*TASK REQUIREMENTS:*
Write out every record in full, exactly as written, please.

Data records:
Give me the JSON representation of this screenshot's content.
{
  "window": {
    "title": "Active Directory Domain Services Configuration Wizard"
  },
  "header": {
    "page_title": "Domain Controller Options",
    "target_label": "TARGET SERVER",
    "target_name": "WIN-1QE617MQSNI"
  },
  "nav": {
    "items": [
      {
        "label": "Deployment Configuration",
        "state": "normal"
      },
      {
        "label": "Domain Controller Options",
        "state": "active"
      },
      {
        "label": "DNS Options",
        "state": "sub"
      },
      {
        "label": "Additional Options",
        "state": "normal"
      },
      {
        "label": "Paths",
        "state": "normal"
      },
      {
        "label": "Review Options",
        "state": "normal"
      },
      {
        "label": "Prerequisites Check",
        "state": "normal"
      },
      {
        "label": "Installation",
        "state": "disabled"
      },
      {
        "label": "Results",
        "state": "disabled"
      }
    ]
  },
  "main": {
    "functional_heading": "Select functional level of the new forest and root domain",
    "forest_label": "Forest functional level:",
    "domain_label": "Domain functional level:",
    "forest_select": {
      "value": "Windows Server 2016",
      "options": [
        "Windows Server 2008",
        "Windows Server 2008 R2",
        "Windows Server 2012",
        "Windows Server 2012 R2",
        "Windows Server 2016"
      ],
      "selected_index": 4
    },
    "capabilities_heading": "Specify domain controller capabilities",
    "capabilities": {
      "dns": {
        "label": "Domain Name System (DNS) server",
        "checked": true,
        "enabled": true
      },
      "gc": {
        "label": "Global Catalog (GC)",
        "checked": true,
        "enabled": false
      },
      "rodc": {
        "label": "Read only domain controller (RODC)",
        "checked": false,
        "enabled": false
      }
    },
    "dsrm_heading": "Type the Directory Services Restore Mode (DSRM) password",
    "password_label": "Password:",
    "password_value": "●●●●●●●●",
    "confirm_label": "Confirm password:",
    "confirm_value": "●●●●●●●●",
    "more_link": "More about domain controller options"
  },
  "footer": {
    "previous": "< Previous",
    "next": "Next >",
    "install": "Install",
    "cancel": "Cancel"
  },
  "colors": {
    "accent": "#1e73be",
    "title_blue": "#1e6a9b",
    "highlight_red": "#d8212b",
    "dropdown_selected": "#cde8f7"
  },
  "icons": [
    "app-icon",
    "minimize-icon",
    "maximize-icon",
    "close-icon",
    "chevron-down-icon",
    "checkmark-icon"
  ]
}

*RESPONSE TO THIS TASK:*
Give me the JSON representation of this screenshot's content.
{
  "window": {
    "title": "Active Directory Domain Services Configuration Wizard"
  },
  "header": {
    "page_title": "Domain Controller Options",
    "target_label": "TARGET SERVER",
    "target_name": "WIN-1QE617MQSNI"
  },
  "nav": {
    "items": [
      {
        "label": "Deployment Configuration",
        "state": "normal"
      },
      {
        "label": "Domain Controller Options",
        "state": "active"
      },
      {
        "label": "DNS Options",
        "state": "sub"
      },
      {
        "label": "Additional Options",
        "state": "normal"
      },
      {
        "label": "Paths",
        "state": "normal"
      },
      {
        "label": "Review Options",
        "state": "normal"
      },
      {
        "label": "Prerequisites Check",
        "state": "normal"
      },
      {
        "label": "Installation",
        "state": "disabled"
      },
      {
        "label": "Results",
        "state": "disabled"
      }
    ]
  },
  "main": {
    "functional_heading": "Select functional level of the new forest and root domain",
    "forest_label": "Forest functional level:",
    "domain_label": "Domain functional level:",
    "forest_select": {
      "value": "Windows Server 2016",
      "options": [
        "Windows Server 2008",
        "Windows Server 2008 R2",
        "Windows Server 2012",
        "Windows Server 2012 R2",
        "Windows Server 2016"
      ],
      "selected_index": 4
    },
    "capabilities_heading": "Specify domain controller capabilities",
    "capabilities": {
      "dns": {
        "label": "Domain Name System (DNS) server",
        "checked": true,
        "enabled": true
      },
      "gc": {
        "label": "Global Catalog (GC)",
        "checked": true,
        "enabled": false
      },
      "rodc": {
        "label": "Read only domain controller (RODC)",
        "checked": false,
        "enabled": false
      }
    },
    "dsrm_heading": "Type the Directory Services Restore Mode (DSRM) password",
    "password_label": "Password:",
    "password_value": "●●●●●●●●",
    "confirm_label": "Confirm password:",
    "confirm_value": "●●●●●●●●",
    "more_link": "More about domain controller options"
  },
  "footer": {
    "previous": "< Previous",
    "next": "Next >",
    "install": "Install",
    "cancel": "Cancel"
  },
  "colors": {
    "accent": "#1e73be",
    "title_blue": "#1e6a9b",
    "highlight_red": "#d8212b",
    "dropdown_selected": "#cde8f7"
  },
  "icons": [
    "app-icon",
    "minimize-icon",
    "maximize-icon",
    "close-icon",
    "chevron-down-icon",
    "checkmark-icon"
  ]
}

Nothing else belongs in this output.